▶ [WHAT NEEDS TO BE DONE]
Reproduce the listing below without any change.

▶ [RECORDS FOR THIS TASK]
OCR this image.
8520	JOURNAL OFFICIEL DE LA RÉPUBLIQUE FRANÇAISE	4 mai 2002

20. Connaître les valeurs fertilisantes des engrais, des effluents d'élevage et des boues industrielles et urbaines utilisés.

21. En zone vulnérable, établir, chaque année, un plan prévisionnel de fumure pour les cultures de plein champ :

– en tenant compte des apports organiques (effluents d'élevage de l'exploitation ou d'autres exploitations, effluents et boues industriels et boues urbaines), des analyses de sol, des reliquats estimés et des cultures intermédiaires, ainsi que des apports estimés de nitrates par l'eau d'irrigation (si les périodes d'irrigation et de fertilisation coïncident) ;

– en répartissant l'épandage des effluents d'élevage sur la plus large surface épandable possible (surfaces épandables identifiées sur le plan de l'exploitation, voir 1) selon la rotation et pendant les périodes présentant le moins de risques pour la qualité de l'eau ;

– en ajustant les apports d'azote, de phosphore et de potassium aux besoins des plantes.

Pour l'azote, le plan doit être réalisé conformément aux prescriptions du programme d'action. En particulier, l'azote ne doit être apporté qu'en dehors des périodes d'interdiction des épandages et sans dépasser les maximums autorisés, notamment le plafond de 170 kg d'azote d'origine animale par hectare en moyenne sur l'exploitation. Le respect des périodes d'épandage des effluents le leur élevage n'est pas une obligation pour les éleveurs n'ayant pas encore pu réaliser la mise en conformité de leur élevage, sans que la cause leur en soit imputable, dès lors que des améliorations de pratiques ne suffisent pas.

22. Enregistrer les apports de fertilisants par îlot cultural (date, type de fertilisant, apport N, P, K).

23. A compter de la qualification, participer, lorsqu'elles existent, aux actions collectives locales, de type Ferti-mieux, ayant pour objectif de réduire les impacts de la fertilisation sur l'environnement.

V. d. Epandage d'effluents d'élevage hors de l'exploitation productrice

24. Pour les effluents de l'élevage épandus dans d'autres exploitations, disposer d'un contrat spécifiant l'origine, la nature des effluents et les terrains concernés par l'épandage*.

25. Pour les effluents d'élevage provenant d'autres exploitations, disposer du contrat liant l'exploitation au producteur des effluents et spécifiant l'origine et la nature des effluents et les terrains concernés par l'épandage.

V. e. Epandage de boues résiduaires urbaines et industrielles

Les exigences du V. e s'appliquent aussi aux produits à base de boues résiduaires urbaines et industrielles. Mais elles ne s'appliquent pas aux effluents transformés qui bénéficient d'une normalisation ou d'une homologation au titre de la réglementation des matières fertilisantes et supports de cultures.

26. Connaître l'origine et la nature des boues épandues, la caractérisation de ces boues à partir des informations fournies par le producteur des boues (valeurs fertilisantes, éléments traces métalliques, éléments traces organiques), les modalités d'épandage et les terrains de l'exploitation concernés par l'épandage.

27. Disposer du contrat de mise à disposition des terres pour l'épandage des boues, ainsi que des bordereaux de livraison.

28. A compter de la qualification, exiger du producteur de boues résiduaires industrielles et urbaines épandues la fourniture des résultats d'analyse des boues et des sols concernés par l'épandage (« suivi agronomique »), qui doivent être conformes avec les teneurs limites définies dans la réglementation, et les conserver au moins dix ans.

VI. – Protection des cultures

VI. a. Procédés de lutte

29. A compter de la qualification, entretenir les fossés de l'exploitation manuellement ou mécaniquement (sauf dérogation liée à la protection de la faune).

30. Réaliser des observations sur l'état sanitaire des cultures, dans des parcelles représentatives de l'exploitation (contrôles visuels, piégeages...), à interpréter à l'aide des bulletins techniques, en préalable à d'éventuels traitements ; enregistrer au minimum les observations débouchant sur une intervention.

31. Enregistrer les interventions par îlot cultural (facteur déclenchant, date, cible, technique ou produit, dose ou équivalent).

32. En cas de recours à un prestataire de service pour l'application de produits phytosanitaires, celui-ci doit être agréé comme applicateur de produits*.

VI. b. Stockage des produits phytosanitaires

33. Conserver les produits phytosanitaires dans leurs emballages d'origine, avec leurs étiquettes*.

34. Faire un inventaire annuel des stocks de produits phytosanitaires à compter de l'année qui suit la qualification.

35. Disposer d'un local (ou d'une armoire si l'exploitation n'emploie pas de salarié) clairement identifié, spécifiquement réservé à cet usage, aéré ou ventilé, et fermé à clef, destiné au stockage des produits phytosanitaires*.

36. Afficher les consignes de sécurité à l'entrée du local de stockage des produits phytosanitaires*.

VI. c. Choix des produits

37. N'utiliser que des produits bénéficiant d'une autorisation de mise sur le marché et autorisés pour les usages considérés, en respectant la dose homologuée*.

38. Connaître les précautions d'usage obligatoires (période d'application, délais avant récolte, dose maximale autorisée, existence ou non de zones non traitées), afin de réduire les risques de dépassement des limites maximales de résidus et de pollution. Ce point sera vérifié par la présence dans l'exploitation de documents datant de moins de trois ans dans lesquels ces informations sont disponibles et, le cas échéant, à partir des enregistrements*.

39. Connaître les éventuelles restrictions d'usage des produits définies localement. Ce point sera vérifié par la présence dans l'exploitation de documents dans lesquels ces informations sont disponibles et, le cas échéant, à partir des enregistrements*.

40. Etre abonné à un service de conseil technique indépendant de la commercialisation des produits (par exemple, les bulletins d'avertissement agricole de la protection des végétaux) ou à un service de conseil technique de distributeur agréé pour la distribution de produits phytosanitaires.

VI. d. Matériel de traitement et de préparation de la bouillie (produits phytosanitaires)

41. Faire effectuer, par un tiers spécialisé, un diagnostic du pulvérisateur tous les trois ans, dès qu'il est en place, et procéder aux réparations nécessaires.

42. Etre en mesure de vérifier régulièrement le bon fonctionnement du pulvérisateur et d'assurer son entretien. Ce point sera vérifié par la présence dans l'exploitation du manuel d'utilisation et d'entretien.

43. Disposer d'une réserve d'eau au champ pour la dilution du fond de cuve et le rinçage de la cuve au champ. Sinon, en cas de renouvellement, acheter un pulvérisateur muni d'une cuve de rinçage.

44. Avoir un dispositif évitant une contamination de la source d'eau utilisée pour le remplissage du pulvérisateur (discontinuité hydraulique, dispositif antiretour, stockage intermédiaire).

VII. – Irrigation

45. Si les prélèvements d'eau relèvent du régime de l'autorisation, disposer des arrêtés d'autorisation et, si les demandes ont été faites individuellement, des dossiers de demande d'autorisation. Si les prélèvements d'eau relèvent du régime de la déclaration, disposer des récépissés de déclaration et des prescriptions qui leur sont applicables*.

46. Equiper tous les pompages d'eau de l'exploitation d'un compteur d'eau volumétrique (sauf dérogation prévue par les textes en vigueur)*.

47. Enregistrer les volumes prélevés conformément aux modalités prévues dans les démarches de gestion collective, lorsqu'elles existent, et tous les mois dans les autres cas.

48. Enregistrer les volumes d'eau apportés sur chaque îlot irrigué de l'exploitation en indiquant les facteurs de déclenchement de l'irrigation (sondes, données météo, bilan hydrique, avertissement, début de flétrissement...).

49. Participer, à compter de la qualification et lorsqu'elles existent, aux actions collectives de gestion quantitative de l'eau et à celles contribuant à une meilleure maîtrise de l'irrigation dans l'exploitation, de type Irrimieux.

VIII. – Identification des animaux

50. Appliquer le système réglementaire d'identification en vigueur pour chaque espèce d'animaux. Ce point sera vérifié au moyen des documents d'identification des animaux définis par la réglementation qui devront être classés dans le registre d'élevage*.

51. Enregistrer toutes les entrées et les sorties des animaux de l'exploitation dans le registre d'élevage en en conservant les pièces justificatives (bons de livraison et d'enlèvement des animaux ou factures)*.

▶ [COMPLETE ANSWER]
OCR this image.
8520	JOURNAL OFFICIEL DE LA RÉPUBLIQUE FRANÇAISE	4 mai 2002

20. Connaître les valeurs fertilisantes des engrais, des effluents d'élevage et des boues industrielles et urbaines utilisés.

21. En zone vulnérable, établir, chaque année, un plan prévisionnel de fumure pour les cultures de plein champ :

– en tenant compte des apports organiques (effluents d'élevage de l'exploitation ou d'autres exploitations, effluents et boues industriels et boues urbaines), des analyses de sol, des reliquats estimés et des cultures intermédiaires, ainsi que des apports estimés de nitrates par l'eau d'irrigation (si les périodes d'irrigation et de fertilisation coïncident) ;

– en répartissant l'épandage des effluents d'élevage sur la plus large surface épandable possible (surfaces épandables identifiées sur le plan de l'exploitation, voir 1) selon la rotation et pendant les périodes présentant le moins de risques pour la qualité de l'eau ;

– en ajustant les apports d'azote, de phosphore et de potassium aux besoins des plantes.

Pour l'azote, le plan doit être réalisé conformément aux prescriptions du programme d'action. En particulier, l'azote ne doit être apporté qu'en dehors des périodes d'interdiction des épandages et sans dépasser les maximums autorisés, notamment le plafond de 170 kg d'azote d'origine animale par hectare en moyenne sur l'exploitation. Le respect des périodes d'épandage des effluents le leur élevage n'est pas une obligation pour les éleveurs n'ayant pas encore pu réaliser la mise en conformité de leur élevage, sans que la cause leur en soit imputable, dès lors que des améliorations de pratiques ne suffisent pas.

22. Enregistrer les apports de fertilisants par îlot cultural (date, type de fertilisant, apport N, P, K).

23. A compter de la qualification, participer, lorsqu'elles existent, aux actions collectives locales, de type Ferti-mieux, ayant pour objectif de réduire les impacts de la fertilisation sur l'environnement.

V. d. Epandage d'effluents d'élevage hors de l'exploitation productrice

24. Pour les effluents de l'élevage épandus dans d'autres exploitations, disposer d'un contrat spécifiant l'origine, la nature des effluents et les terrains concernés par l'épandage*.

25. Pour les effluents d'élevage provenant d'autres exploitations, disposer du contrat liant l'exploitation au producteur des effluents et spécifiant l'origine et la nature des effluents et les terrains concernés par l'épandage.

V. e. Epandage de boues résiduaires urbaines et industrielles

Les exigences du V. e s'appliquent aussi aux produits à base de boues résiduaires urbaines et industrielles. Mais elles ne s'appliquent pas aux effluents transformés qui bénéficient d'une normalisation ou d'une homologation au titre de la réglementation des matières fertilisantes et supports de cultures.

26. Connaître l'origine et la nature des boues épandues, la caractérisation de ces boues à partir des informations fournies par le producteur des boues (valeurs fertilisantes, éléments traces métalliques, éléments traces organiques), les modalités d'épandage et les terrains de l'exploitation concernés par l'épandage.

27. Disposer du contrat de mise à disposition des terres pour l'épandage des boues, ainsi que des bordereaux de livraison.

28. A compter de la qualification, exiger du producteur de boues résiduaires industrielles et urbaines épandues la fourniture des résultats d'analyse des boues et des sols concernés par l'épandage (« suivi agronomique »), qui doivent être conformes avec les teneurs limites définies dans la réglementation, et les conserver au moins dix ans.

VI. – Protection des cultures

VI. a. Procédés de lutte

29. A compter de la qualification, entretenir les fossés de l'exploitation manuellement ou mécaniquement (sauf dérogation liée à la protection de la faune).

30. Réaliser des observations sur l'état sanitaire des cultures, dans des parcelles représentatives de l'exploitation (contrôles visuels, piégeages...), à interpréter à l'aide des bulletins techniques, en préalable à d'éventuels traitements ; enregistrer au minimum les observations débouchant sur une intervention.

31. Enregistrer les interventions par îlot cultural (facteur déclenchant, date, cible, technique ou produit, dose ou équivalent).

32. En cas de recours à un prestataire de service pour l'application de produits phytosanitaires, celui-ci doit être agréé comme applicateur de produits*.

VI. b. Stockage des produits phytosanitaires

33. Conserver les produits phytosanitaires dans leurs emballages d'origine, avec leurs étiquettes*.

34. Faire un inventaire annuel des stocks de produits phytosanitaires à compter de l'année qui suit la qualification.

35. Disposer d'un local (ou d'une armoire si l'exploitation n'emploie pas de salarié) clairement identifié, spécifiquement réservé à cet usage, aéré ou ventilé, et fermé à clef, destiné au stockage des produits phytosanitaires*.

36. Afficher les consignes de sécurité à l'entrée du local de stockage des produits phytosanitaires*.

VI. c. Choix des produits

37. N'utiliser que des produits bénéficiant d'une autorisation de mise sur le marché et autorisés pour les usages considérés, en respectant la dose homologuée*.

38. Connaître les précautions d'usage obligatoires (période d'application, délais avant récolte, dose maximale autorisée, existence ou non de zones non traitées), afin de réduire les risques de dépassement des limites maximales de résidus et de pollution. Ce point sera vérifié par la présence dans l'exploitation de documents datant de moins de trois ans dans lesquels ces informations sont disponibles et, le cas échéant, à partir des enregistrements*.

39. Connaître les éventuelles restrictions d'usage des produits définies localement. Ce point sera vérifié par la présence dans l'exploitation de documents dans lesquels ces informations sont disponibles et, le cas échéant, à partir des enregistrements*.

40. Etre abonné à un service de conseil technique indépendant de la commercialisation des produits (par exemple, les bulletins d'avertissement agricole de la protection des végétaux) ou à un service de conseil technique de distributeur agréé pour la distribution de produits phytosanitaires.

VI. d. Matériel de traitement et de préparation de la bouillie (produits phytosanitaires)

41. Faire effectuer, par un tiers spécialisé, un diagnostic du pulvérisateur tous les trois ans, dès qu'il est en place, et procéder aux réparations nécessaires.

42. Etre en mesure de vérifier régulièrement le bon fonctionnement du pulvérisateur et d'assurer son entretien. Ce point sera vérifié par la présence dans l'exploitation du manuel d'utilisation et d'entretien.

43. Disposer d'une réserve d'eau au champ pour la dilution du fond de cuve et le rinçage de la cuve au champ. Sinon, en cas de renouvellement, acheter un pulvérisateur muni d'une cuve de rinçage.

44. Avoir un dispositif évitant une contamination de la source d'eau utilisée pour le remplissage du pulvérisateur (discontinuité hydraulique, dispositif antiretour, stockage intermédiaire).

VII. – Irrigation

45. Si les prélèvements d'eau relèvent du régime de l'autorisation, disposer des arrêtés d'autorisation et, si les demandes ont été faites individuellement, des dossiers de demande d'autorisation. Si les prélèvements d'eau relèvent du régime de la déclaration, disposer des récépissés de déclaration et des prescriptions qui leur sont applicables*.

46. Equiper tous les pompages d'eau de l'exploitation d'un compteur d'eau volumétrique (sauf dérogation prévue par les textes en vigueur)*.

47. Enregistrer les volumes prélevés conformément aux modalités prévues dans les démarches de gestion collective, lorsqu'elles existent, et tous les mois dans les autres cas.

48. Enregistrer les volumes d'eau apportés sur chaque îlot irrigué de l'exploitation en indiquant les facteurs de déclenchement de l'irrigation (sondes, données météo, bilan hydrique, avertissement, début de flétrissement...).

49. Participer, à compter de la qualification et lorsqu'elles existent, aux actions collectives de gestion quantitative de l'eau et à celles contribuant à une meilleure maîtrise de l'irrigation dans l'exploitation, de type Irrimieux.

VIII. – Identification des animaux

50. Appliquer le système réglementaire d'identification en vigueur pour chaque espèce d'animaux. Ce point sera vérifié au moyen des documents d'identification des animaux définis par la réglementation qui devront être classés dans le registre d'élevage*.

51. Enregistrer toutes les entrées et les sorties des animaux de l'exploitation dans le registre d'élevage en en conservant les pièces justificatives (bons de livraison et d'enlèvement des animaux ou factures)*.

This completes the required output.